WHAT IS NEEDED:
Please report every line of the records below that contains the string "legend", copying each such line in full.

Stored entries
►
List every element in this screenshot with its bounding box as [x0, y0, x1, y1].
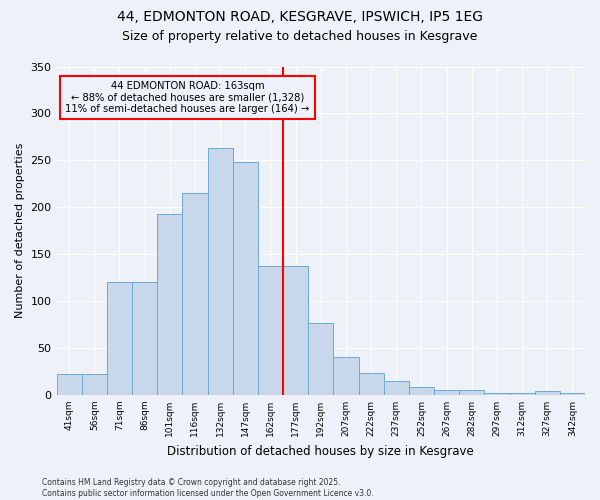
X-axis label: Distribution of detached houses by size in Kesgrave: Distribution of detached houses by size … — [167, 444, 474, 458]
Text: 44 EDMONTON ROAD: 163sqm
← 88% of detached houses are smaller (1,328)
11% of sem: 44 EDMONTON ROAD: 163sqm ← 88% of detach… — [65, 80, 310, 114]
Bar — [132, 282, 157, 395]
Bar — [334, 358, 359, 395]
Bar — [208, 148, 233, 395]
Text: Contains HM Land Registry data © Crown copyright and database right 2025.
Contai: Contains HM Land Registry data © Crown c… — [42, 478, 374, 498]
Bar — [434, 390, 459, 395]
Bar — [484, 393, 509, 395]
Bar — [383, 381, 409, 395]
Bar — [359, 374, 383, 395]
Bar — [182, 193, 208, 395]
Bar — [233, 162, 258, 395]
Bar — [560, 393, 585, 395]
Bar — [459, 390, 484, 395]
Bar — [409, 388, 434, 395]
Bar — [535, 391, 560, 395]
Bar — [258, 266, 283, 395]
Bar — [283, 266, 308, 395]
Bar — [107, 282, 132, 395]
Text: 44, EDMONTON ROAD, KESGRAVE, IPSWICH, IP5 1EG: 44, EDMONTON ROAD, KESGRAVE, IPSWICH, IP… — [117, 10, 483, 24]
Bar — [56, 374, 82, 395]
Y-axis label: Number of detached properties: Number of detached properties — [15, 143, 25, 318]
Bar — [308, 322, 334, 395]
Bar — [509, 393, 535, 395]
Text: Size of property relative to detached houses in Kesgrave: Size of property relative to detached ho… — [122, 30, 478, 43]
Bar — [82, 374, 107, 395]
Bar — [157, 214, 182, 395]
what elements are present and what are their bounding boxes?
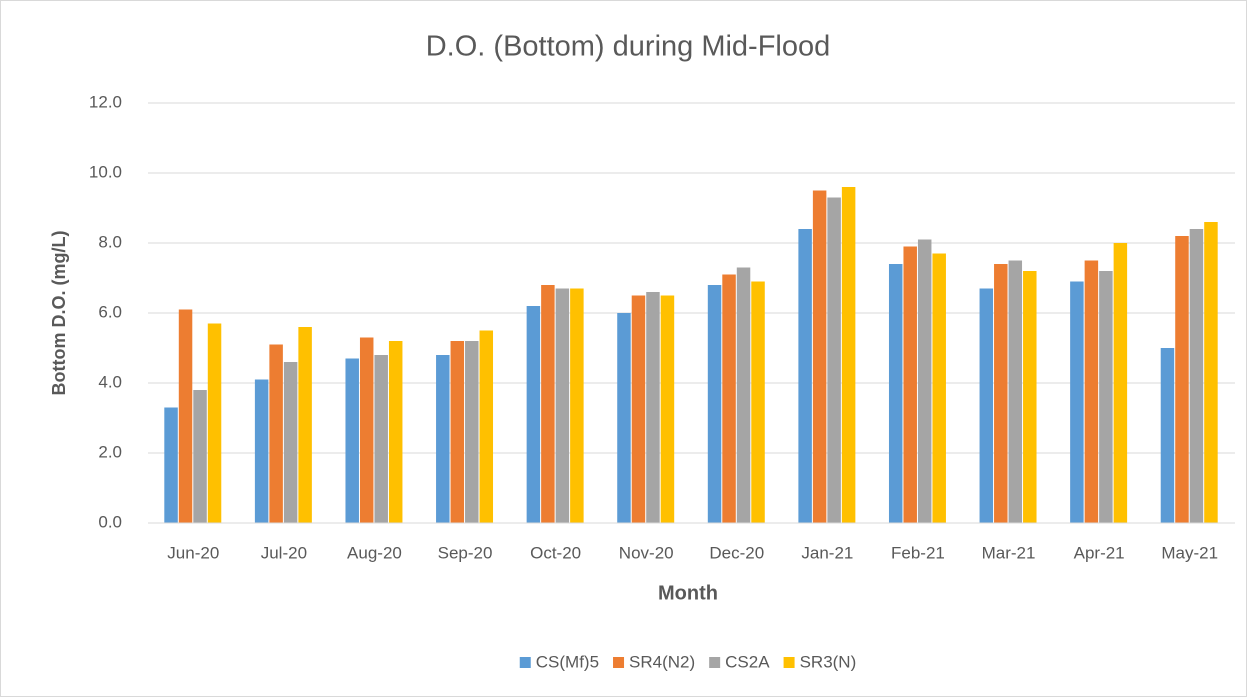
bar bbox=[979, 288, 994, 523]
bar bbox=[660, 295, 675, 523]
bar bbox=[1070, 281, 1084, 523]
bar bbox=[646, 292, 660, 523]
x-tick-label: Dec-20 bbox=[709, 543, 764, 562]
bar bbox=[359, 337, 374, 523]
legend-label: CS2A bbox=[725, 652, 770, 671]
legend-swatch bbox=[613, 657, 625, 668]
bar bbox=[269, 344, 283, 523]
y-tick-label: 12.0 bbox=[89, 92, 122, 111]
bar bbox=[994, 264, 1008, 523]
y-tick-label: 4.0 bbox=[98, 372, 122, 391]
bar bbox=[254, 379, 269, 523]
bar bbox=[1023, 271, 1037, 523]
x-tick-label: May-21 bbox=[1161, 543, 1218, 562]
bar bbox=[178, 309, 193, 523]
x-tick-label: Jun-20 bbox=[167, 543, 219, 562]
bar bbox=[1160, 348, 1175, 523]
legend-swatch bbox=[519, 657, 531, 668]
y-tick-label: 8.0 bbox=[98, 232, 122, 251]
chart-title: D.O. (Bottom) during Mid-Flood bbox=[426, 31, 831, 63]
bar bbox=[570, 288, 584, 523]
legend-label: SR4(N2) bbox=[629, 652, 695, 671]
bar bbox=[374, 355, 388, 523]
y-axis-label: Bottom D.O. (mg/L) bbox=[49, 231, 69, 396]
y-tick-label: 10.0 bbox=[89, 162, 122, 181]
x-tick-label: Nov-20 bbox=[619, 543, 674, 562]
bar bbox=[917, 239, 932, 523]
bar bbox=[722, 274, 736, 523]
bar bbox=[479, 330, 494, 523]
bar bbox=[555, 288, 570, 523]
x-tick-label: Mar-21 bbox=[982, 543, 1036, 562]
bar bbox=[736, 267, 751, 523]
bar bbox=[751, 281, 765, 523]
bar bbox=[1175, 236, 1189, 523]
legend-label: CS(Mf)5 bbox=[536, 652, 599, 671]
x-tick-label: Jul-20 bbox=[261, 543, 307, 562]
bar bbox=[812, 190, 827, 523]
legend-swatch bbox=[709, 657, 721, 668]
x-axis-label: Month bbox=[658, 582, 718, 604]
bar bbox=[903, 246, 917, 523]
bar bbox=[541, 285, 555, 523]
bar bbox=[888, 264, 903, 523]
x-tick-label: Aug-20 bbox=[347, 543, 402, 562]
bar bbox=[1113, 243, 1128, 523]
bar bbox=[1008, 260, 1023, 523]
bar bbox=[164, 407, 178, 523]
bar bbox=[283, 362, 298, 523]
bar bbox=[827, 197, 841, 523]
bar bbox=[526, 306, 541, 523]
bar bbox=[707, 285, 722, 523]
legend-swatch bbox=[783, 657, 795, 668]
x-tick-label: Oct-20 bbox=[530, 543, 581, 562]
y-tick-label: 0.0 bbox=[98, 512, 122, 531]
x-tick-label: Sep-20 bbox=[438, 543, 493, 562]
bar bbox=[631, 295, 646, 523]
legend-label: SR3(N) bbox=[800, 652, 857, 671]
bar bbox=[193, 390, 207, 523]
y-tick-label: 2.0 bbox=[98, 442, 122, 461]
bar bbox=[1189, 229, 1204, 523]
bar bbox=[298, 327, 312, 523]
x-tick-label: Feb-21 bbox=[891, 543, 945, 562]
bar bbox=[1099, 271, 1113, 523]
x-tick-label: Apr-21 bbox=[1074, 543, 1125, 562]
bar bbox=[436, 355, 450, 523]
bar bbox=[798, 229, 812, 523]
bar bbox=[932, 253, 946, 523]
bar bbox=[465, 341, 479, 523]
bar bbox=[1084, 260, 1099, 523]
bar bbox=[841, 187, 856, 523]
bar bbox=[388, 341, 403, 523]
bar bbox=[450, 341, 465, 523]
bar bbox=[207, 323, 222, 523]
bar bbox=[617, 313, 631, 523]
bar bbox=[345, 358, 359, 523]
x-tick-label: Jan-21 bbox=[801, 543, 853, 562]
bar bbox=[1204, 222, 1218, 523]
y-tick-label: 6.0 bbox=[98, 302, 122, 321]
◄
WRITTEN ANSWER:
legend-label: CS2A bbox=[725, 652, 770, 671]
legend-swatch bbox=[613, 657, 625, 668]
legend-swatch bbox=[519, 657, 531, 668]
legend-label: SR4(N2) bbox=[629, 652, 695, 671]
legend-label: CS(Mf)5 bbox=[536, 652, 599, 671]
legend-swatch bbox=[709, 657, 721, 668]
legend-swatch bbox=[783, 657, 795, 668]
legend-label: SR3(N) bbox=[800, 652, 857, 671]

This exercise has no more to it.